— start —

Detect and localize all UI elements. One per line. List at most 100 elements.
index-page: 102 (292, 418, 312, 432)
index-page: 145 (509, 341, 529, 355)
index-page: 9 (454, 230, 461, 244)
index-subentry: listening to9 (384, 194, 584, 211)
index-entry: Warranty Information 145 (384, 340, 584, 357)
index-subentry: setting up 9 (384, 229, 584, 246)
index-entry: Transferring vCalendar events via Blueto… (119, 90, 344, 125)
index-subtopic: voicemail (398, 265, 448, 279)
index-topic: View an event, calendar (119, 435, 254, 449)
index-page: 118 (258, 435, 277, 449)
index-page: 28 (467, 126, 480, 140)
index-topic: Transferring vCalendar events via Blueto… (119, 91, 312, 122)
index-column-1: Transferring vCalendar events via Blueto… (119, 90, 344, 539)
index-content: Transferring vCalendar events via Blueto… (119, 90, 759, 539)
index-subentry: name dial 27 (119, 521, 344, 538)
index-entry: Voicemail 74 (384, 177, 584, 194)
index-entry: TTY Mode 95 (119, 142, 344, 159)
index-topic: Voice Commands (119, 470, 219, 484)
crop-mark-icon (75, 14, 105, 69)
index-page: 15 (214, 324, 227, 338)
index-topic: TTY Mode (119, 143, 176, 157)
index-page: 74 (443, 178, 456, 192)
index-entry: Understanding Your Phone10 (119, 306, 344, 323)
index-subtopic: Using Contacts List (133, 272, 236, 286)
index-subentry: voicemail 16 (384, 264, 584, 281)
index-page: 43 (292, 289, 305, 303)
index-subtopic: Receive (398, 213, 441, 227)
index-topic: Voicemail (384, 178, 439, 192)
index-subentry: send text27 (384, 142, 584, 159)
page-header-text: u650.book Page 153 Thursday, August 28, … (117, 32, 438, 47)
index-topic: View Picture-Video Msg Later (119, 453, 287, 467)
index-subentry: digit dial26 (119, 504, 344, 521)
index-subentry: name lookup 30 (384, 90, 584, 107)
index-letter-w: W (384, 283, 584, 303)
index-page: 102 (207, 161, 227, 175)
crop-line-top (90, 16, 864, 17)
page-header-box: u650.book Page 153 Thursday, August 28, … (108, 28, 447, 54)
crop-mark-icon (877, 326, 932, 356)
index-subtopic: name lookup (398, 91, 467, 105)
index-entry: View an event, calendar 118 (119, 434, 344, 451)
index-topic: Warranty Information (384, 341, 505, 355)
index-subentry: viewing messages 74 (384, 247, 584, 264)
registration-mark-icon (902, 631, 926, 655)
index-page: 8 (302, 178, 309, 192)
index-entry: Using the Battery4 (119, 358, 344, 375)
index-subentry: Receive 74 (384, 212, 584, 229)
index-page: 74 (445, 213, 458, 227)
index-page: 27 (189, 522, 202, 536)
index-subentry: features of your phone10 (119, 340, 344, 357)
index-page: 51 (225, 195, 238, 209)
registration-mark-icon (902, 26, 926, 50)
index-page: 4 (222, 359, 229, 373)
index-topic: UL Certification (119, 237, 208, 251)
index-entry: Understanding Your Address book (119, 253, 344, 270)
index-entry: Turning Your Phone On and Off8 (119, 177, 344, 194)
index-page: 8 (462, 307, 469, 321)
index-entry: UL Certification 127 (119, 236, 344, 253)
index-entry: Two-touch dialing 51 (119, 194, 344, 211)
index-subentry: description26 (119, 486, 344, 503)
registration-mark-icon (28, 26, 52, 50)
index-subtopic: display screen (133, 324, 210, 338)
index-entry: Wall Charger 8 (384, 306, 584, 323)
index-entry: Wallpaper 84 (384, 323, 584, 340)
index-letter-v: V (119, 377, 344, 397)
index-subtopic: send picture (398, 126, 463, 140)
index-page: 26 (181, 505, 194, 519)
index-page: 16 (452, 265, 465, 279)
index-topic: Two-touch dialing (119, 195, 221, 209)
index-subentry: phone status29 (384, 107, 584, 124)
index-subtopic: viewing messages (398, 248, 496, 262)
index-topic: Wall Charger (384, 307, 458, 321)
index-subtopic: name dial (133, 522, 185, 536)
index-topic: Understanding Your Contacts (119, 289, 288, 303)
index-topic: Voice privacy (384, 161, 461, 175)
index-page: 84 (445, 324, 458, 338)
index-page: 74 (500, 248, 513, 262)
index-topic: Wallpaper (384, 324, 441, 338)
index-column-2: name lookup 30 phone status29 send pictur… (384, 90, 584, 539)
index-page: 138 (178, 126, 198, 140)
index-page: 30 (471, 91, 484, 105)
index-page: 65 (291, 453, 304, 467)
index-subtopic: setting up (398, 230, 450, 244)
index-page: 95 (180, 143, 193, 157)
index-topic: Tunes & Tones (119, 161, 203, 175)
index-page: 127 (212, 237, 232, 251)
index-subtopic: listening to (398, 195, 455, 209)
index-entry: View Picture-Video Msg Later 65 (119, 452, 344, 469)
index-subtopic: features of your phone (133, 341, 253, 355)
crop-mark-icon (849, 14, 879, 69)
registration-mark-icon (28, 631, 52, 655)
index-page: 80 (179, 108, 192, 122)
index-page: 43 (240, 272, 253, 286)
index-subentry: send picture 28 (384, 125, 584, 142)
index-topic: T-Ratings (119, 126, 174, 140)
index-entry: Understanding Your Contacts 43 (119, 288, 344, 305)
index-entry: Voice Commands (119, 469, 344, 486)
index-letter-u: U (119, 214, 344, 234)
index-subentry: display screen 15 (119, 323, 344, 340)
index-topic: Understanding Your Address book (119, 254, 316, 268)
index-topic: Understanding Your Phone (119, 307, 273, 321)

— end —

What you have to do:
Retype the data from its start through the line containing "index-page: 28 (467, 126, 480, 140)", keeping every line exactly the same and including that last line.

Result for this exercise:
Detect and localize all UI elements. One per line. List at most 100 elements.
index-page: 102 (292, 418, 312, 432)
index-page: 145 (509, 341, 529, 355)
index-page: 9 (454, 230, 461, 244)
index-subentry: listening to9 (384, 194, 584, 211)
index-entry: Warranty Information 145 (384, 340, 584, 357)
index-subentry: setting up 9 (384, 229, 584, 246)
index-entry: Transferring vCalendar events via Blueto… (119, 90, 344, 125)
index-subtopic: voicemail (398, 265, 448, 279)
index-topic: View an event, calendar (119, 435, 254, 449)
index-page: 118 (258, 435, 277, 449)
index-page: 28 (467, 126, 480, 140)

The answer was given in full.